Requirement — Write out the whole listing exactly as it stands.

Excerpted data —

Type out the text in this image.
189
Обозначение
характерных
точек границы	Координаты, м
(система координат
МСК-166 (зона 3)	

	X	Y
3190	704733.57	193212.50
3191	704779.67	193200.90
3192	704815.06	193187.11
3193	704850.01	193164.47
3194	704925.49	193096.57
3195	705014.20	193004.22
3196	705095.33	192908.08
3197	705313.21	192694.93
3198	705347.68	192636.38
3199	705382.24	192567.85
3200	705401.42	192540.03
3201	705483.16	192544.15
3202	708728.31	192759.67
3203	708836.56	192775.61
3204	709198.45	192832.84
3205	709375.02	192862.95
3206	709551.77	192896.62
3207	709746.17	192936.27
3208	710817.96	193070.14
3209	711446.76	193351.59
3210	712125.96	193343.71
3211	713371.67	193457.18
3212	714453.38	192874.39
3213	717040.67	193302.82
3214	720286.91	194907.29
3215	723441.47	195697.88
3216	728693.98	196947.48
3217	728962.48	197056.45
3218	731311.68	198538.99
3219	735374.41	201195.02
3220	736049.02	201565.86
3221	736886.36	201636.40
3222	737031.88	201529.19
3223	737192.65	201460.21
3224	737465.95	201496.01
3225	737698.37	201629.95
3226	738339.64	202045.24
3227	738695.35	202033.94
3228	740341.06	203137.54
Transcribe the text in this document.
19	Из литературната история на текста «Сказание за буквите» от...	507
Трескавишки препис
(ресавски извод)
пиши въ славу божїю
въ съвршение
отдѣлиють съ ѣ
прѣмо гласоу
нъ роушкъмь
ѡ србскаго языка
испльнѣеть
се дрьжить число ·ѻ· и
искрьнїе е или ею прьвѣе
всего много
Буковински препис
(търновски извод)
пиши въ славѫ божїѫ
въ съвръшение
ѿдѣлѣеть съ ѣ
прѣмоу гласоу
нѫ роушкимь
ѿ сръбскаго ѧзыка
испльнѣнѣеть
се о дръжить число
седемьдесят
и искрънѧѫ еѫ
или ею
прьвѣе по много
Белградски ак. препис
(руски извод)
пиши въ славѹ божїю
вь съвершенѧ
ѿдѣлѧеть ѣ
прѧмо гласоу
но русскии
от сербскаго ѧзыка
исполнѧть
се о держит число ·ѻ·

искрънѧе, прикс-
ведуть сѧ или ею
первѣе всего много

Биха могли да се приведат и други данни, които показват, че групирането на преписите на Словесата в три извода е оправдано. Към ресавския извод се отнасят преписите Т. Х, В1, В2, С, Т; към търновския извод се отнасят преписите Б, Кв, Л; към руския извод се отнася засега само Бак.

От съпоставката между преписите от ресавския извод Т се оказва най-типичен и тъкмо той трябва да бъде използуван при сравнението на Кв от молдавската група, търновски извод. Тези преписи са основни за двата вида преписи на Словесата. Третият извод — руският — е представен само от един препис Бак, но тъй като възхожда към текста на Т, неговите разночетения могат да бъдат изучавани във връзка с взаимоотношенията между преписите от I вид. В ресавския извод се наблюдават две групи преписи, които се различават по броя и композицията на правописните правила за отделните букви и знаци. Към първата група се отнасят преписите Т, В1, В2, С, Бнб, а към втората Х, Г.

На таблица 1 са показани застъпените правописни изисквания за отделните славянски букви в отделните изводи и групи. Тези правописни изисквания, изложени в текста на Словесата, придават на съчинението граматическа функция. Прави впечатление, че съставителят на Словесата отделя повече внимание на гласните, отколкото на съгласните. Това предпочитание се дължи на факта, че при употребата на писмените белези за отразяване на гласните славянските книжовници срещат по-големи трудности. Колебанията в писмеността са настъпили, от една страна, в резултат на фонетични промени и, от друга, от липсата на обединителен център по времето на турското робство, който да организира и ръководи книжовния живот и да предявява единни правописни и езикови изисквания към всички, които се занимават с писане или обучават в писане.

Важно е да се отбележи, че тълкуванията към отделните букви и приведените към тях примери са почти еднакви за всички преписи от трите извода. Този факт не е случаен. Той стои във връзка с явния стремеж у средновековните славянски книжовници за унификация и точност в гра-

Solution to the exercise —
Type out the text in this image.
189
Обозначение
характерных
точек границы	Координаты, м
(система координат
МСК-166 (зона 3)	

	X	Y
3190	704733.57	193212.50
3191	704779.67	193200.90
3192	704815.06	193187.11
3193	704850.01	193164.47
3194	704925.49	193096.57
3195	705014.20	193004.22
3196	705095.33	192908.08
3197	705313.21	192694.93
3198	705347.68	192636.38
3199	705382.24	192567.85
3200	705401.42	192540.03
3201	705483.16	192544.15
3202	708728.31	192759.67
3203	708836.56	192775.61
3204	709198.45	192832.84
3205	709375.02	192862.95
3206	709551.77	192896.62
3207	709746.17	192936.27
3208	710817.96	193070.14
3209	711446.76	193351.59
3210	712125.96	193343.71
3211	713371.67	193457.18
3212	714453.38	192874.39
3213	717040.67	193302.82
3214	720286.91	194907.29
3215	723441.47	195697.88
3216	728693.98	196947.48
3217	728962.48	197056.45
3218	731311.68	198538.99
3219	735374.41	201195.02
3220	736049.02	201565.86
3221	736886.36	201636.40
3222	737031.88	201529.19
3223	737192.65	201460.21
3224	737465.95	201496.01
3225	737698.37	201629.95
3226	738339.64	202045.24
3227	738695.35	202033.94
3228	740341.06	203137.54
Transcribe the text in this document.
19	Из литературната история на текста «Сказание за буквите» от...	507
Трескавишки препис
(ресавски извод)
пиши въ славу божїю
въ съвршение
отдѣлиють съ ѣ
прѣмо гласоу
нъ роушкъмь
ѡ србскаго языка
испльнѣеть
се дрьжить число ·ѻ· и
искрьнїе е или ею прьвѣе
всего много
Буковински препис
(търновски извод)
пиши въ славѫ божїѫ
въ съвръшение
ѿдѣлѣеть съ ѣ
прѣмоу гласоу
нѫ роушкимь
ѿ сръбскаго ѧзыка
испльнѣнѣеть
се о дръжить число
седемьдесят
и искрънѧѫ еѫ
или ею
прьвѣе по много
Белградски ак. препис
(руски извод)
пиши въ славѹ божїю
вь съвершенѧ
ѿдѣлѧеть ѣ
прѧмо гласоу
но русскии
от сербскаго ѧзыка
исполнѧть
се о держит число ·ѻ·

искрънѧе, прикс-
ведуть сѧ или ею
первѣе всего много

Биха могли да се приведат и други данни, които показват, че групирането на преписите на Словесата в три извода е оправдано. Към ресавския извод се отнасят преписите Т. Х, В1, В2, С, Т; към търновския извод се отнасят преписите Б, Кв, Л; към руския извод се отнася засега само Бак.

От съпоставката между преписите от ресавския извод Т се оказва най-типичен и тъкмо той трябва да бъде използуван при сравнението на Кв от молдавската група, търновски извод. Тези преписи са основни за двата вида преписи на Словесата. Третият извод — руският — е представен само от един препис Бак, но тъй като възхожда към текста на Т, неговите разночетения могат да бъдат изучавани във връзка с взаимоотношенията между преписите от I вид. В ресавския извод се наблюдават две групи преписи, които се различават по броя и композицията на правописните правила за отделните букви и знаци. Към първата група се отнасят преписите Т, В1, В2, С, Бнб, а към втората Х, Г.

На таблица 1 са показани застъпените правописни изисквания за отделните славянски букви в отделните изводи и групи. Тези правописни изисквания, изложени в текста на Словесата, придават на съчинението граматическа функция. Прави впечатление, че съставителят на Словесата отделя повече внимание на гласните, отколкото на съгласните. Това предпочитание се дължи на факта, че при употребата на писмените белези за отразяване на гласните славянските книжовници срещат по-големи трудности. Колебанията в писмеността са настъпили, от една страна, в резултат на фонетични промени и, от друга, от липсата на обединителен център по времето на турското робство, който да организира и ръководи книжовния живот и да предявява единни правописни и езикови изисквания към всички, които се занимават с писане или обучават в писане.

Важно е да се отбележи, че тълкуванията към отделните букви и приведените към тях примери са почти еднакви за всички преписи от трите извода. Този факт не е случаен. Той стои във връзка с явния стремеж у средновековните славянски книжовници за унификация и точност в гра-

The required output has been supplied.